Treść zadania 1
Wymień w kolejności występowania wszystkie pełne daty (dzień, miesiąc i rok) podane w tekście źródłowym.

Tekst źródłowy
━━━━━━━━

Według Sądu Okręgowego materiał dowodowy potwierdził, że ubezpieczony w okresie od 1 lipca 1970 r. do 31 maja 1992 r. wykonywał stale i w pełnym wymiarze czasu pracy pracę w warunkach szczególnych, czyli prace przy spawaniu. Za prace "przy spawaniu" mogą być uznane prace wykonywane przez osoby zatrudnione nie tylko na stanowisku spawacza, pod warunkiem jednakże, że uczestniczą one w procesie spawania. Nie tyle zatem chodzi o nazwę stanowiska co o charakter wykonywanych czynności. Właśnie takie stanowisko daleko idące w ocenie charakteru pracy przy spawaniu, zaprezentował Sąd Najwyższy w wyroku I UK 192/07 (OSNP 2009/5-6/79) stwierdzając, że użycie określenia "przy spawaniu" zamiast terminu "spawacz" pozwala objąć nim także prace wykonywane w przebiegu procesu spawania przez pracowników niebędących spawaczami.

Dalej sąd pierwszej instancji podniósł, że wykaz A prac w szczególnym charakterze, których wykonywanie uprawnia do niższego wieku emerytalnego, w dziale XIV „Prace różne” pod poz. 12 ujmuje prace przy spawaniu i wycinaniu elektrycznym, gazowym, atomowodorowym. Zarządzenie resortowe Ministra Budownictwa, Gospodarki Przestrzennej i Komunalnej z dnia 10 sierpnia 1983 r., w pkt 6 poz. 12 wykazu stanowisk, na których wykonywane są prace w warunkach szczególnych ujmuje stanowiska pracowników zatrudnionych w bezpośrednim sąsiedztwie stanowisk spawalniczych w wydziałach spawalniczych. Zatem, ubezpieczony legitymuje się ponad 15-letnim okresem pracy w warunkach szczególnych. Jako pracę w warunkach szczególnych sąd uwzględnił także okres od 28 listopada 1972 r. do 25 października 1974 r., w którym ubezpieczony odbywał zasadniczą służbę wojskową. Sąd Okręgowy uwzględnił i przyjął za własny pogląd Sądu Najwyższego wyrażony w wyroku z dnia 17 maja 2012 r., UK 399/11, iż okres służby wojskowej dla żołnierza zatrudnionego przed powołaniem do czynnej służby wojskowej w warunkach szczególnych (I kategorii zatrudnienia), który po zakończeniu tej służby podjął zatrudnienie w tych samych warunkach, jest nie tylko okresem służby w rozumieniu art. 6 ust. 1 pkt 4 u.e.r.f.u.s., ale także okresem pracy w szczególnych warunkach w rozumieniu § 3 i 4 rozporządzenia z dnia 7 lutego 1983 r. w sprawie wieku emerytalnego pracowników zatrudnionych w szczególnych charakterze.

━━━━━━━━

Dane wejściowe
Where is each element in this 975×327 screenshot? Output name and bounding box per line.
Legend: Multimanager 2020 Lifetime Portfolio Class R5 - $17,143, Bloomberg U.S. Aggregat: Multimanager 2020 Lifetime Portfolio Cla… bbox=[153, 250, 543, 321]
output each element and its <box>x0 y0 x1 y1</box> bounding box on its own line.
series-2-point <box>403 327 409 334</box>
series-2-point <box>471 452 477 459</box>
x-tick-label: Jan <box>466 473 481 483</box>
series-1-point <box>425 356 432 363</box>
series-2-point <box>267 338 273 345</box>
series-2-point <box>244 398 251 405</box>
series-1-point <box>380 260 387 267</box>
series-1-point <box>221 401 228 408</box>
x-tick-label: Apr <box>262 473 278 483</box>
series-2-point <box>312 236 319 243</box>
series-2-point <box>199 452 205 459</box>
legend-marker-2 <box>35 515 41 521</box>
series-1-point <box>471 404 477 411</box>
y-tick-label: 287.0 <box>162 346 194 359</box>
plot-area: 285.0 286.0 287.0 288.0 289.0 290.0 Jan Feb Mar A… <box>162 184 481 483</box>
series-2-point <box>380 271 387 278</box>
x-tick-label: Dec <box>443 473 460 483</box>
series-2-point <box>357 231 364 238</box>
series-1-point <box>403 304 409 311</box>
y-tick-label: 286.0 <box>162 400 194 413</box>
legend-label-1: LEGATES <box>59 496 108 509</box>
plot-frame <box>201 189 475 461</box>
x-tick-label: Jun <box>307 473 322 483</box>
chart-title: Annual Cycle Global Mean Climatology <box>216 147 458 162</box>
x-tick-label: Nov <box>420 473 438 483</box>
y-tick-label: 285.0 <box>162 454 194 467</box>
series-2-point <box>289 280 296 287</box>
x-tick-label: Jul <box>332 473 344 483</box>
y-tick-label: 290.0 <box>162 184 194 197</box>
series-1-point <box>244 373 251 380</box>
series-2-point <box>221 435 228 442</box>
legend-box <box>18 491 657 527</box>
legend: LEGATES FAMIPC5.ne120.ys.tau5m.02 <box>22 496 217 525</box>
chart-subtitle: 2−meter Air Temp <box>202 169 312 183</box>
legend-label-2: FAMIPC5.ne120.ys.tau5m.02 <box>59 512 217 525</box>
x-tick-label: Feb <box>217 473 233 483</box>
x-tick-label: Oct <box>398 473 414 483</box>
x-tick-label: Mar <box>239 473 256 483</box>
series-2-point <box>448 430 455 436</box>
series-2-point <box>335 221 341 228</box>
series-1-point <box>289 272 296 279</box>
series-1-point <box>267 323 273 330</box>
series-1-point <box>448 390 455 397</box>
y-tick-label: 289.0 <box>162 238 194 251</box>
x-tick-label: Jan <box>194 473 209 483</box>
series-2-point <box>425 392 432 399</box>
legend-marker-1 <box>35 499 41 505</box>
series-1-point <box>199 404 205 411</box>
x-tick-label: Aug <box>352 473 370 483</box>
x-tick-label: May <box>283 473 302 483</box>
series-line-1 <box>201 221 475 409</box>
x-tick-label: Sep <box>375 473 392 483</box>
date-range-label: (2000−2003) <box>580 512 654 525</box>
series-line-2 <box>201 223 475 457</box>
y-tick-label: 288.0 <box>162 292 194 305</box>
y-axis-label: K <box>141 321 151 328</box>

━━━━━━━━

Treść zadania 2
Wyodrębnij bez żadnych zmian wiersze danych wejściowych: zacznij od pierwszego z nich i zakończ na wierszu zawierającym „Legend: Multimanager 2020”, łącznie z nim.

Wynik 1
1 lipca 1970 r.
31 maja 1992 r.
10 sierpnia 1983 r.
28 listopada 1972 r.
25 października 1974 r.
17 maja 2012 r.
7 lutego 1983 r.

Wynik 2
Where is each element in this 975×327 screenshot? Output name and bounding box per line.
Legend: Multimanager 2020 Lifetime Portfolio Class R5 - $17,143, Bloomberg U.S. Aggregat: Multimanager 2020 Lifetime Portfolio Cla… bbox=[153, 250, 543, 321]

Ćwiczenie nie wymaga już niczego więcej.